| Exercise task |
Check each line of the data below for the word "this", then extract the ones that have it.

| Exercise input |

>> begin

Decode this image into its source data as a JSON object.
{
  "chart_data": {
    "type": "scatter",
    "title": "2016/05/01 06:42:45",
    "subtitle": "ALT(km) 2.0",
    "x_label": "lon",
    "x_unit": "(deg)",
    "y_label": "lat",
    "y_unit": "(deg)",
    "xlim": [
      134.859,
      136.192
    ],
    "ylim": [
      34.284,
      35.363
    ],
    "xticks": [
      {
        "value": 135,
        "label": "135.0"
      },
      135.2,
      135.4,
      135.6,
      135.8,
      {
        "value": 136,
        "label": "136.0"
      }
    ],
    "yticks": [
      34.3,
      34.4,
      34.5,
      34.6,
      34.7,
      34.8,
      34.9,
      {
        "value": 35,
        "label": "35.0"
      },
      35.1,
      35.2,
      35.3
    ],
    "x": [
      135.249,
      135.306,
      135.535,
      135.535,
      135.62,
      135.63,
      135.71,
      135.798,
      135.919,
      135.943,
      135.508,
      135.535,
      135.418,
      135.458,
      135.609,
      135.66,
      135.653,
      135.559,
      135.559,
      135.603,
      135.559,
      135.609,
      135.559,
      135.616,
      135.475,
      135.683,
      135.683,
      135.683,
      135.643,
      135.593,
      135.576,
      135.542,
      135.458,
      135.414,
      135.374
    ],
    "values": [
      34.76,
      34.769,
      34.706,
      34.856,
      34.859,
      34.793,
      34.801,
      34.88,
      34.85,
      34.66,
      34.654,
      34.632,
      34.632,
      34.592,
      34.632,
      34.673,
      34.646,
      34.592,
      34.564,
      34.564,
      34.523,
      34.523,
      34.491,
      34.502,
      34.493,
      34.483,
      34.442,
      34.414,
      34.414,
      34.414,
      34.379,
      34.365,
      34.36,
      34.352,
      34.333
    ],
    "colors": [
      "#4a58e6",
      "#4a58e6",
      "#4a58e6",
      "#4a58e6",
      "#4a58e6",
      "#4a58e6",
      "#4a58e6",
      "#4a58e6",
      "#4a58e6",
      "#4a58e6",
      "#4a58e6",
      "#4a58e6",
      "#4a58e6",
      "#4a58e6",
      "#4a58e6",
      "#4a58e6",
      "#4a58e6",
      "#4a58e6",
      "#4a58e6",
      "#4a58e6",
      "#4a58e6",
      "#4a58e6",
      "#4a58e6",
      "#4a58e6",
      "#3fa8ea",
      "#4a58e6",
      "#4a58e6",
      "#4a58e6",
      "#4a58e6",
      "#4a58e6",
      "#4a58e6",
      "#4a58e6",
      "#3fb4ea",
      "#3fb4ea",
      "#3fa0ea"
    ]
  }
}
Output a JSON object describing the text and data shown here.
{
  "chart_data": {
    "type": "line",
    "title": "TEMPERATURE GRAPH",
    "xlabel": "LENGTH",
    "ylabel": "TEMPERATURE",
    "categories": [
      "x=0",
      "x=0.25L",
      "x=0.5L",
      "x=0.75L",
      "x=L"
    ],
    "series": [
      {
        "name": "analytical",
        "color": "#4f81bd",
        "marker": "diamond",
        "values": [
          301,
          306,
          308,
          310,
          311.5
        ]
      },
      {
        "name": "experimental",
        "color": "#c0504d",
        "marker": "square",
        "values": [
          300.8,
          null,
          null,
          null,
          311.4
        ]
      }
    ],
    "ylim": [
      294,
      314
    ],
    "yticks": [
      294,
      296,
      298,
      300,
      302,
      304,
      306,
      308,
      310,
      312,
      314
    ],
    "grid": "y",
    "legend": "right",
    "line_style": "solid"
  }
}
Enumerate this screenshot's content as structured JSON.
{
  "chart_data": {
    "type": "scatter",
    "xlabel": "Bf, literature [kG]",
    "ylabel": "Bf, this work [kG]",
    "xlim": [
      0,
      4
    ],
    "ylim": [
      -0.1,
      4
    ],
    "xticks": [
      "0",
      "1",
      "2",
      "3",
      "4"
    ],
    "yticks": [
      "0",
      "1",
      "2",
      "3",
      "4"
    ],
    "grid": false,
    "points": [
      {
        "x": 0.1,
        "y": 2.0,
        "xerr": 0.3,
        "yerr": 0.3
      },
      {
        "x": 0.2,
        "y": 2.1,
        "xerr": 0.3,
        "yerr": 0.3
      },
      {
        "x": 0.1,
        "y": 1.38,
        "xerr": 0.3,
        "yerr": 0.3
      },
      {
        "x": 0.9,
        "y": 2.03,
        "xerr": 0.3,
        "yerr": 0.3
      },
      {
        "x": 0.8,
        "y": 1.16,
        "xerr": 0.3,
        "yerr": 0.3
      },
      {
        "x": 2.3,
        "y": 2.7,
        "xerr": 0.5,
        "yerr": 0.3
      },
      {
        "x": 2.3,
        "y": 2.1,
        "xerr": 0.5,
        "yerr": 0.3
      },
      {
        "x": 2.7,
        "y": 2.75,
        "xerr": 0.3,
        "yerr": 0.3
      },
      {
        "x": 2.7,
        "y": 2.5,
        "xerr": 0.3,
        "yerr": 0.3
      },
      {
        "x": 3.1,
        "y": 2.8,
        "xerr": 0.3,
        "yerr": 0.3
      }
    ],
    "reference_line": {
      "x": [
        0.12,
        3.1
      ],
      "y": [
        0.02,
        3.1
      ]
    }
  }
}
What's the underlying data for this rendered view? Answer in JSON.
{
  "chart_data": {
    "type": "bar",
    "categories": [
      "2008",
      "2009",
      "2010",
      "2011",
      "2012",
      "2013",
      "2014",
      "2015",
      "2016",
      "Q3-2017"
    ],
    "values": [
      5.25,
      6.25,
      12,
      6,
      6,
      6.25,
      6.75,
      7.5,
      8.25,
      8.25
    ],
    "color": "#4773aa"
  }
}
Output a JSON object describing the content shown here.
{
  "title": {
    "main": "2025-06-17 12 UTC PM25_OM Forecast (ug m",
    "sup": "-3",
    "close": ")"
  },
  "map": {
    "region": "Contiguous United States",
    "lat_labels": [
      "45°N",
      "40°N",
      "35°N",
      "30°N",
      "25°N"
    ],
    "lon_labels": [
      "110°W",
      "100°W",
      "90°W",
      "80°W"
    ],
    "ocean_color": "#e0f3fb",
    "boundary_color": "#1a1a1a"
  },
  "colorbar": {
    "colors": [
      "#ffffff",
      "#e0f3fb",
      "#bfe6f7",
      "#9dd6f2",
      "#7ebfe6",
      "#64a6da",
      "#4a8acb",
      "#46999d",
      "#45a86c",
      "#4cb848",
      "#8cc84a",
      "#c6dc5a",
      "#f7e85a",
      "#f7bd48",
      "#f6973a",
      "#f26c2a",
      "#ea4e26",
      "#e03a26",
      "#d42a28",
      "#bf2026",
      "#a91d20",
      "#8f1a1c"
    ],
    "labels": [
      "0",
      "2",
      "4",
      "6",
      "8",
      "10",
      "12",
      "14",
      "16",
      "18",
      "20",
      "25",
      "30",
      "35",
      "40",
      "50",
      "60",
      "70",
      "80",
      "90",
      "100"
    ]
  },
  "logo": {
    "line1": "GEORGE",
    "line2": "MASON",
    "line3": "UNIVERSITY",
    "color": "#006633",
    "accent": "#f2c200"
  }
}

>> end

| Reply to the task |
Decode this image into its source data as a JSON object.
Enumerate this screenshot's content as structured JSON.
    "ylabel": "Bf, this work [kG]",
What's the underlying data for this rendered view? Answer in JSON.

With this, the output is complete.